ENTRIES SUPPLIED ->

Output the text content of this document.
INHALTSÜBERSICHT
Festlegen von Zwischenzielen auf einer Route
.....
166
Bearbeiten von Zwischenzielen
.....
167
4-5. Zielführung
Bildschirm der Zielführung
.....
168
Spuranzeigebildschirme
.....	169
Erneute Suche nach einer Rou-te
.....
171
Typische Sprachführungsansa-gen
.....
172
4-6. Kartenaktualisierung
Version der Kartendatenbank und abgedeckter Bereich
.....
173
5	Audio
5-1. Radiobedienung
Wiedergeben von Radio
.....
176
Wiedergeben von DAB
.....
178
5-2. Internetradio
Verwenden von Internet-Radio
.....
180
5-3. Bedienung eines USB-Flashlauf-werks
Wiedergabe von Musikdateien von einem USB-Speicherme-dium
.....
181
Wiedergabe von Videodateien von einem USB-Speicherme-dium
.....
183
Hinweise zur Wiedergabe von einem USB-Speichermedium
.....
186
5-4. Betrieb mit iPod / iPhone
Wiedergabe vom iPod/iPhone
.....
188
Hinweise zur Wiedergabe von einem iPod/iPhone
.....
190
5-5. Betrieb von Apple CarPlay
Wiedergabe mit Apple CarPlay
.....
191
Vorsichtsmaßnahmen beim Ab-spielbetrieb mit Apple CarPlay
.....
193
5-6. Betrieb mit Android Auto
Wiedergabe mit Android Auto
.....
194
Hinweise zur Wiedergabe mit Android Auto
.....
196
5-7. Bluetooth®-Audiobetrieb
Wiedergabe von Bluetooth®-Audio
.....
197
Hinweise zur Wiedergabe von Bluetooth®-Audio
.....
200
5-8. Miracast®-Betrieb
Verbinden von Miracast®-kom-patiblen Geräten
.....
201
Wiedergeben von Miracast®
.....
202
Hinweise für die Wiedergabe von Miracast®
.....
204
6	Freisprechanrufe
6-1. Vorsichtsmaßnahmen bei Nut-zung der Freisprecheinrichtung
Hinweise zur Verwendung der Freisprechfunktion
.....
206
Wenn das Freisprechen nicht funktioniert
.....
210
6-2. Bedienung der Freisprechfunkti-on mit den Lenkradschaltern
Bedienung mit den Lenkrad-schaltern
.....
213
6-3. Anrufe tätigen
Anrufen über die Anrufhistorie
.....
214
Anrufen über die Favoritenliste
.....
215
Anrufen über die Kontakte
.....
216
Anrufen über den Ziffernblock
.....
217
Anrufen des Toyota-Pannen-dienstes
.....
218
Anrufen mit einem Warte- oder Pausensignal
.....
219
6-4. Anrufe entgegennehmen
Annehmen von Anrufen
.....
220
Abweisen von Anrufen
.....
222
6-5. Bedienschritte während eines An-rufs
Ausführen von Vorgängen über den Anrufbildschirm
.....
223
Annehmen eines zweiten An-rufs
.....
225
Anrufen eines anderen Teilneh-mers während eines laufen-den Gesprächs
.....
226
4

PROBLEM STATEMENT ->
Pick out each line containing the string "Anrufen" and copy it.

TASK OUTPUT ->
Anrufen über die Anrufhistorie
Anrufen über die Favoritenliste
Anrufen über die Kontakte
Anrufen über den Ziffernblock
Anrufen des Toyota-Pannen-dienstes
Anrufen mit einem Warte- oder Pausensignal
Annehmen von Anrufen
Abweisen von Anrufen
Anrufen eines anderen Teilneh-mers während eines laufen-den Gesprächs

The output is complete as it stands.